• **GOAL**
Show every line containing "山西大学美术学院硕士研究生" by copying it.

• **WORKING DATA**

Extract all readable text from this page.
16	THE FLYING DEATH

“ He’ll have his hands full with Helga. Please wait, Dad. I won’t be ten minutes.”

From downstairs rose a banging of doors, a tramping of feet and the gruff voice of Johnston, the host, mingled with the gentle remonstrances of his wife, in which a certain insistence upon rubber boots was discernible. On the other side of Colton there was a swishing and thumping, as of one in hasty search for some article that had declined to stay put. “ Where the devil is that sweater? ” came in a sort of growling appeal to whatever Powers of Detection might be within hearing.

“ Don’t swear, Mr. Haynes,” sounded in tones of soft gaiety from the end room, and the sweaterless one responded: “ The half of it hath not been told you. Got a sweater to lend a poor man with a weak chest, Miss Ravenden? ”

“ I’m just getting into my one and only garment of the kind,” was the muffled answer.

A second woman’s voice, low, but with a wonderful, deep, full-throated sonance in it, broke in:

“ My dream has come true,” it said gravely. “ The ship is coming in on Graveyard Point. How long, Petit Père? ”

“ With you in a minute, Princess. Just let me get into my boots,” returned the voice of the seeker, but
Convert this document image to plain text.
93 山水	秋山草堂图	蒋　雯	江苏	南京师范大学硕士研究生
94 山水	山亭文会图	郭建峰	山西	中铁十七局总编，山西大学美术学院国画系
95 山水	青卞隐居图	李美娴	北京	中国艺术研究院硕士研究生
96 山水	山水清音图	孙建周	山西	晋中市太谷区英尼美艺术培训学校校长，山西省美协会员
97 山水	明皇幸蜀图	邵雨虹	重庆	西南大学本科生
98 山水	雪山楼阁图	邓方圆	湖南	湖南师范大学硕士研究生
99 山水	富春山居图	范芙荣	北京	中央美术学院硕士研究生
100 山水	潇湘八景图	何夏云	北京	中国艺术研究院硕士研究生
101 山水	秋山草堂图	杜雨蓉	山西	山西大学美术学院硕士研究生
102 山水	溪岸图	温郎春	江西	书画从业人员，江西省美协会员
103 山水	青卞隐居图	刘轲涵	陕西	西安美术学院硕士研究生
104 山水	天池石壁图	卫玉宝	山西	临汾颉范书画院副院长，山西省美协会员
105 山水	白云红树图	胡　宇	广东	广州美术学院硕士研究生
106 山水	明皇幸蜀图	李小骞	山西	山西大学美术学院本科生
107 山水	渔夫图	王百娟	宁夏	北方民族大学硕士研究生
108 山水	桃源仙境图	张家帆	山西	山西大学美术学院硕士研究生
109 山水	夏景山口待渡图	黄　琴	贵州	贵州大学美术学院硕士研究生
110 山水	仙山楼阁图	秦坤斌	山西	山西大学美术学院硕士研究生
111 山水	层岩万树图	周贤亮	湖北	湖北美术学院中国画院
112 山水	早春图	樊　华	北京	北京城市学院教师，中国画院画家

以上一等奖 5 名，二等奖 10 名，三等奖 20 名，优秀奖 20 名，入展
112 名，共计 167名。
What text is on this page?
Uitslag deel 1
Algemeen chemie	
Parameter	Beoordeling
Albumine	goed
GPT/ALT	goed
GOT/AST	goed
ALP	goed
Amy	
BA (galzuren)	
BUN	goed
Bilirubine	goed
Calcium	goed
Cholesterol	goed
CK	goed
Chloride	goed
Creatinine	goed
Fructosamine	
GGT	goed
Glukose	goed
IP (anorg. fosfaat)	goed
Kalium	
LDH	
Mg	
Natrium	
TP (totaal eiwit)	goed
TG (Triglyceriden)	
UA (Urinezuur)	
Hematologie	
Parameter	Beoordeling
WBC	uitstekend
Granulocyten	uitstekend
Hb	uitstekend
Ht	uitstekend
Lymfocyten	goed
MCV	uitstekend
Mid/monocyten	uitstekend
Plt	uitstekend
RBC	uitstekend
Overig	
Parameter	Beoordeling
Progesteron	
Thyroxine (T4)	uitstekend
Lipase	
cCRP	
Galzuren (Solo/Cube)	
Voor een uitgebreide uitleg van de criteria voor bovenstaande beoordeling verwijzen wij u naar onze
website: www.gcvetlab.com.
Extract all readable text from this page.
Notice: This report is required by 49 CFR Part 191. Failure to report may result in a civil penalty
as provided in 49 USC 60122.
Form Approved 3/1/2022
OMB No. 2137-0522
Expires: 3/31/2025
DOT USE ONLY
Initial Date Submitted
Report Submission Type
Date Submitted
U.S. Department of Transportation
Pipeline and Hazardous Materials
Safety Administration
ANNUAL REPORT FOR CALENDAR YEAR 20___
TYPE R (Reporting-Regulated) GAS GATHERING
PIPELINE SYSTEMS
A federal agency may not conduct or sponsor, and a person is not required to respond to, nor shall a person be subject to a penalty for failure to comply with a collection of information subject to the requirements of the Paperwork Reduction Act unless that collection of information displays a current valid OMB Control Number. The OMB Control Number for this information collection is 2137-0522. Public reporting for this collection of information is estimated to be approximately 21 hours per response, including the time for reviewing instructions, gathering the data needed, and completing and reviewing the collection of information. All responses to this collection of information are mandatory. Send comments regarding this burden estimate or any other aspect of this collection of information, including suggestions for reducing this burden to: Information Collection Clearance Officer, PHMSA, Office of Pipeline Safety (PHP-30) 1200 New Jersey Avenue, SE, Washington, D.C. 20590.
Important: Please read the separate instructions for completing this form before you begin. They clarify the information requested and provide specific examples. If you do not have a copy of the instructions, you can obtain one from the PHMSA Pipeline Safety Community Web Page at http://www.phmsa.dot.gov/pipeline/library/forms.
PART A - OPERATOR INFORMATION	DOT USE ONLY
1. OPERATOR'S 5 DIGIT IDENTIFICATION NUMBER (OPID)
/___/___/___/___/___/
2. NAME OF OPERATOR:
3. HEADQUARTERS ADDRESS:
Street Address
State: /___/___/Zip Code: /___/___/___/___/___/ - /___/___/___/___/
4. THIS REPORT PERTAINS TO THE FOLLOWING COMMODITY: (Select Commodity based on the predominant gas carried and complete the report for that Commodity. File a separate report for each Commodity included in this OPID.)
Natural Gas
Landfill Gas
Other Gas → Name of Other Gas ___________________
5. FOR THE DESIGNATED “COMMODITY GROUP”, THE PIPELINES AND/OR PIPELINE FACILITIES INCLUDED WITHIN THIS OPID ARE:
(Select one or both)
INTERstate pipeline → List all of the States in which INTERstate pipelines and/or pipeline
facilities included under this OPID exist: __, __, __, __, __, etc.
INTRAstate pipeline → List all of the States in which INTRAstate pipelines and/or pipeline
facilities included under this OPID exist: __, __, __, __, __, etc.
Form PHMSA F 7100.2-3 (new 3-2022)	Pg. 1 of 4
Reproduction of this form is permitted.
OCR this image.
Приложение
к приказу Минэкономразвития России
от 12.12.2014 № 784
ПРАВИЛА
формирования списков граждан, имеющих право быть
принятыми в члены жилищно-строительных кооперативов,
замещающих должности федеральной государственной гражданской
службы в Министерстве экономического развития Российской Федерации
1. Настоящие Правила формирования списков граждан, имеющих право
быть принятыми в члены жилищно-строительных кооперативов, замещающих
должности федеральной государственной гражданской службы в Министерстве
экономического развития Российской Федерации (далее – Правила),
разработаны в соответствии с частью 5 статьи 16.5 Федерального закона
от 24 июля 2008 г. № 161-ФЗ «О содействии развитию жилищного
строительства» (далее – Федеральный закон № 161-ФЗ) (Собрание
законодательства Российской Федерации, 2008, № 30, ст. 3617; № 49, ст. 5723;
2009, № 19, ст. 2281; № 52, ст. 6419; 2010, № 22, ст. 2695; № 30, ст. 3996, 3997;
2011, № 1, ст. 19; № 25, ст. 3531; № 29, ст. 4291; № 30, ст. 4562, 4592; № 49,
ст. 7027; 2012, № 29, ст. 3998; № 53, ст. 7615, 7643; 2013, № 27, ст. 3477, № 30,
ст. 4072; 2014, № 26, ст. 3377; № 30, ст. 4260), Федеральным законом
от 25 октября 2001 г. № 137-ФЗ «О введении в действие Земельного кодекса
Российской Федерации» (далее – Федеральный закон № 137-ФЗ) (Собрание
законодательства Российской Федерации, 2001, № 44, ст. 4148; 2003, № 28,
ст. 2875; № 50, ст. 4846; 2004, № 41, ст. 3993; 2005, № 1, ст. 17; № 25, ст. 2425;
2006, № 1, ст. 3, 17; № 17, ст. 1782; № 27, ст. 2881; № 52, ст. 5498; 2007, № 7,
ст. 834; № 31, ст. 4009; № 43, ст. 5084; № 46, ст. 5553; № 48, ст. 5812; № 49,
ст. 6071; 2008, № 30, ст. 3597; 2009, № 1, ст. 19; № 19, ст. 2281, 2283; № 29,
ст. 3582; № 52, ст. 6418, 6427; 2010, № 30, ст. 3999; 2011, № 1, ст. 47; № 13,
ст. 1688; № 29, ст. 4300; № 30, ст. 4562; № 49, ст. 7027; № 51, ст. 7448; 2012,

• **WORKED SOLUTION**
101 山水	秋山草堂图	杜雨蓉	山西	山西大学美术学院硕士研究生
108 山水	桃源仙境图	张家帆	山西	山西大学美术学院硕士研究生
110 山水	仙山楼阁图	秦坤斌	山西	山西大学美术学院硕士研究生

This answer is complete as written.